- Goal:
What follows is a set of records; repeat all of them exactly.

- Listed records:
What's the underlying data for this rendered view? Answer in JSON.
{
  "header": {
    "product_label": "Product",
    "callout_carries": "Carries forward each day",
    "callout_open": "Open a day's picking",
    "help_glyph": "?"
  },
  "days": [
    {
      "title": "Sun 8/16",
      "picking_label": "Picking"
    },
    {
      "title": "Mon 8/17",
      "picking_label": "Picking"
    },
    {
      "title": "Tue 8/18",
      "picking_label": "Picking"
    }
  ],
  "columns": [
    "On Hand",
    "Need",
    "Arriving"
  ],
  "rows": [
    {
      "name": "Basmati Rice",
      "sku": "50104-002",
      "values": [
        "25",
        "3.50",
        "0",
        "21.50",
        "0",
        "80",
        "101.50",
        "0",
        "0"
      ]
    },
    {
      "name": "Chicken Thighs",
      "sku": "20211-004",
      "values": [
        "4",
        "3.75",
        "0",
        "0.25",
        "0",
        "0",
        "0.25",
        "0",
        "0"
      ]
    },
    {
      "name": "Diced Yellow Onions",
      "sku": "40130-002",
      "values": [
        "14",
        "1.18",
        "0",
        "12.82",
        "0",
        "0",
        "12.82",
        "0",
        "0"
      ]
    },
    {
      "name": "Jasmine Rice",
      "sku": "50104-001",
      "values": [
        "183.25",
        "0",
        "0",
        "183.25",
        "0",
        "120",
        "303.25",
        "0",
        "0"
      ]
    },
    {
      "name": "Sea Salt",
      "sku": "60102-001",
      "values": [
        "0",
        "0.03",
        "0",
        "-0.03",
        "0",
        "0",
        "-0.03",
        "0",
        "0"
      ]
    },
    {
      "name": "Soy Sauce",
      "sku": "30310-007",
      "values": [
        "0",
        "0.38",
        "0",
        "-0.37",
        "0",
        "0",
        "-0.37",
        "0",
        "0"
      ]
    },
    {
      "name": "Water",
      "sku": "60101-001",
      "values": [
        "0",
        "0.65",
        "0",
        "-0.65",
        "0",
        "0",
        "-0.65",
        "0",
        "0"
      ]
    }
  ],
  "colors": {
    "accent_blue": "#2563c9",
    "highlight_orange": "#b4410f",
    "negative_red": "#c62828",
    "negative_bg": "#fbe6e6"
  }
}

- Task result:
What's the underlying data for this rendered view? Answer in JSON.
{
  "header": {
    "product_label": "Product",
    "callout_carries": "Carries forward each day",
    "callout_open": "Open a day's picking",
    "help_glyph": "?"
  },
  "days": [
    {
      "title": "Sun 8/16",
      "picking_label": "Picking"
    },
    {
      "title": "Mon 8/17",
      "picking_label": "Picking"
    },
    {
      "title": "Tue 8/18",
      "picking_label": "Picking"
    }
  ],
  "columns": [
    "On Hand",
    "Need",
    "Arriving"
  ],
  "rows": [
    {
      "name": "Basmati Rice",
      "sku": "50104-002",
      "values": [
        "25",
        "3.50",
        "0",
        "21.50",
        "0",
        "80",
        "101.50",
        "0",
        "0"
      ]
    },
    {
      "name": "Chicken Thighs",
      "sku": "20211-004",
      "values": [
        "4",
        "3.75",
        "0",
        "0.25",
        "0",
        "0",
        "0.25",
        "0",
        "0"
      ]
    },
    {
      "name": "Diced Yellow Onions",
      "sku": "40130-002",
      "values": [
        "14",
        "1.18",
        "0",
        "12.82",
        "0",
        "0",
        "12.82",
        "0",
        "0"
      ]
    },
    {
      "name": "Jasmine Rice",
      "sku": "50104-001",
      "values": [
        "183.25",
        "0",
        "0",
        "183.25",
        "0",
        "120",
        "303.25",
        "0",
        "0"
      ]
    },
    {
      "name": "Sea Salt",
      "sku": "60102-001",
      "values": [
        "0",
        "0.03",
        "0",
        "-0.03",
        "0",
        "0",
        "-0.03",
        "0",
        "0"
      ]
    },
    {
      "name": "Soy Sauce",
      "sku": "30310-007",
      "values": [
        "0",
        "0.38",
        "0",
        "-0.37",
        "0",
        "0",
        "-0.37",
        "0",
        "0"
      ]
    },
    {
      "name": "Water",
      "sku": "60101-001",
      "values": [
        "0",
        "0.65",
        "0",
        "-0.65",
        "0",
        "0",
        "-0.65",
        "0",
        "0"
      ]
    }
  ],
  "colors": {
    "accent_blue": "#2563c9",
    "highlight_orange": "#b4410f",
    "negative_red": "#c62828",
    "negative_bg": "#fbe6e6"
  }
}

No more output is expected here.